■ THE INPUT
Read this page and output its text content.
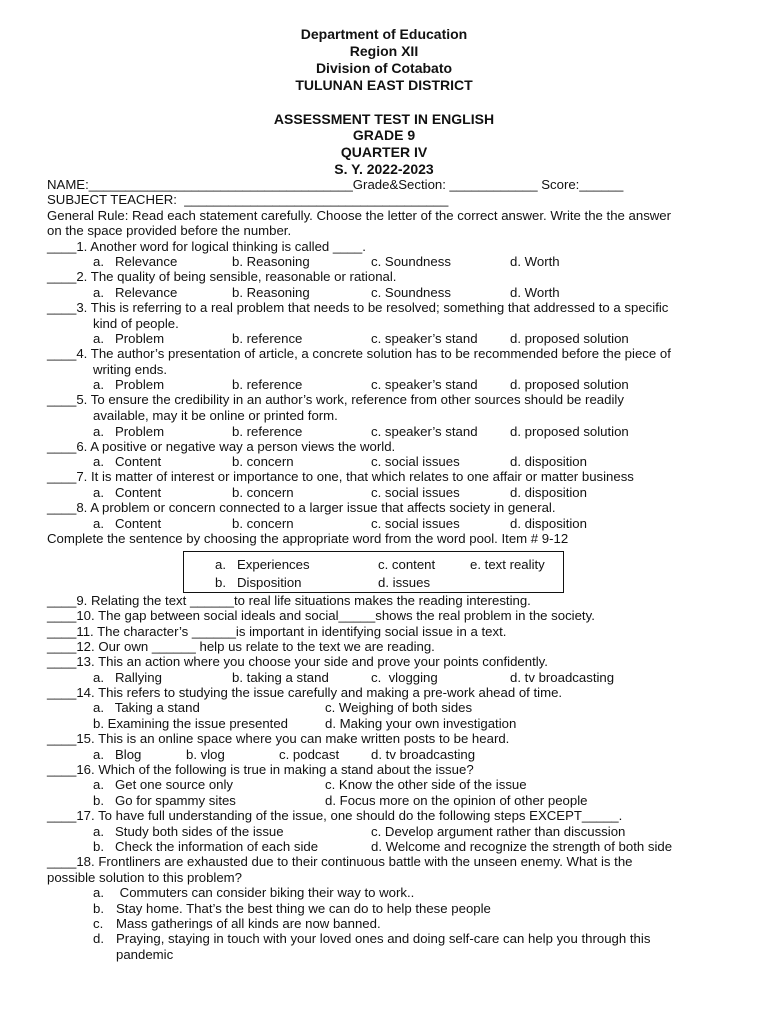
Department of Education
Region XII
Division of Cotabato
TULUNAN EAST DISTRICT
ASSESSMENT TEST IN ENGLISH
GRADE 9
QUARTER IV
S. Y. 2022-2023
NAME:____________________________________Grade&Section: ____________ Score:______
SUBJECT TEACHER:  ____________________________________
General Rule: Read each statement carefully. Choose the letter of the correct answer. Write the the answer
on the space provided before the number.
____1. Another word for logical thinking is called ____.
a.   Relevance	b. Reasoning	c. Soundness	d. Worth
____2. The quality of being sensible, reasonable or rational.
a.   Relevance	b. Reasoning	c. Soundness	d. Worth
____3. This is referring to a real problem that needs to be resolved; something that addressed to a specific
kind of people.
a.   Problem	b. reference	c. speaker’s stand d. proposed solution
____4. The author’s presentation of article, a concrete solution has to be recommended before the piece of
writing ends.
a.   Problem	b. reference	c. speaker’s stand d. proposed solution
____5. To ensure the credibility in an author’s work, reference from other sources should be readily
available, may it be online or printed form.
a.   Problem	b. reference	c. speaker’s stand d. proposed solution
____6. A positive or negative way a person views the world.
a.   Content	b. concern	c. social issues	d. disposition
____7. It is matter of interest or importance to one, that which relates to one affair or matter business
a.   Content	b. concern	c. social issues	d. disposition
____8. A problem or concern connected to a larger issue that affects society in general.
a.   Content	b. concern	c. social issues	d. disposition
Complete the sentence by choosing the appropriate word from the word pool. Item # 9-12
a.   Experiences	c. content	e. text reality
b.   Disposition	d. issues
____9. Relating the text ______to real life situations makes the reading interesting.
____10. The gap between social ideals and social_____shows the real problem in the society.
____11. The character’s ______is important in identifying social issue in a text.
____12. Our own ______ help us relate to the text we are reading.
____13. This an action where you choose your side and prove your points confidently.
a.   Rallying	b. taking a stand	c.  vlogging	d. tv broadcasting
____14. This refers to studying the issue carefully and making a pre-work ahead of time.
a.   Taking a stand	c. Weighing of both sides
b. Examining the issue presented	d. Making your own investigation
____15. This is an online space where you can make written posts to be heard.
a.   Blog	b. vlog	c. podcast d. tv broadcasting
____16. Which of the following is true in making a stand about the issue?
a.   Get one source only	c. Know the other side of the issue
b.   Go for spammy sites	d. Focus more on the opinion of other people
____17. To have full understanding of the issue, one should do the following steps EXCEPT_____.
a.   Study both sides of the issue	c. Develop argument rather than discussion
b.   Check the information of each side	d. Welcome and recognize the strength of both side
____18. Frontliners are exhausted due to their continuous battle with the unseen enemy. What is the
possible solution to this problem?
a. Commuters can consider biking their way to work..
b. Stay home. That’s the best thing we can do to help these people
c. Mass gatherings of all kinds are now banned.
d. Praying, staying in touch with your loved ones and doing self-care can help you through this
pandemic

■ WHAT IS NEEDED
Tally how many lines of the records hold the word "following". Answer with the number only.

■ TASK RESULT
2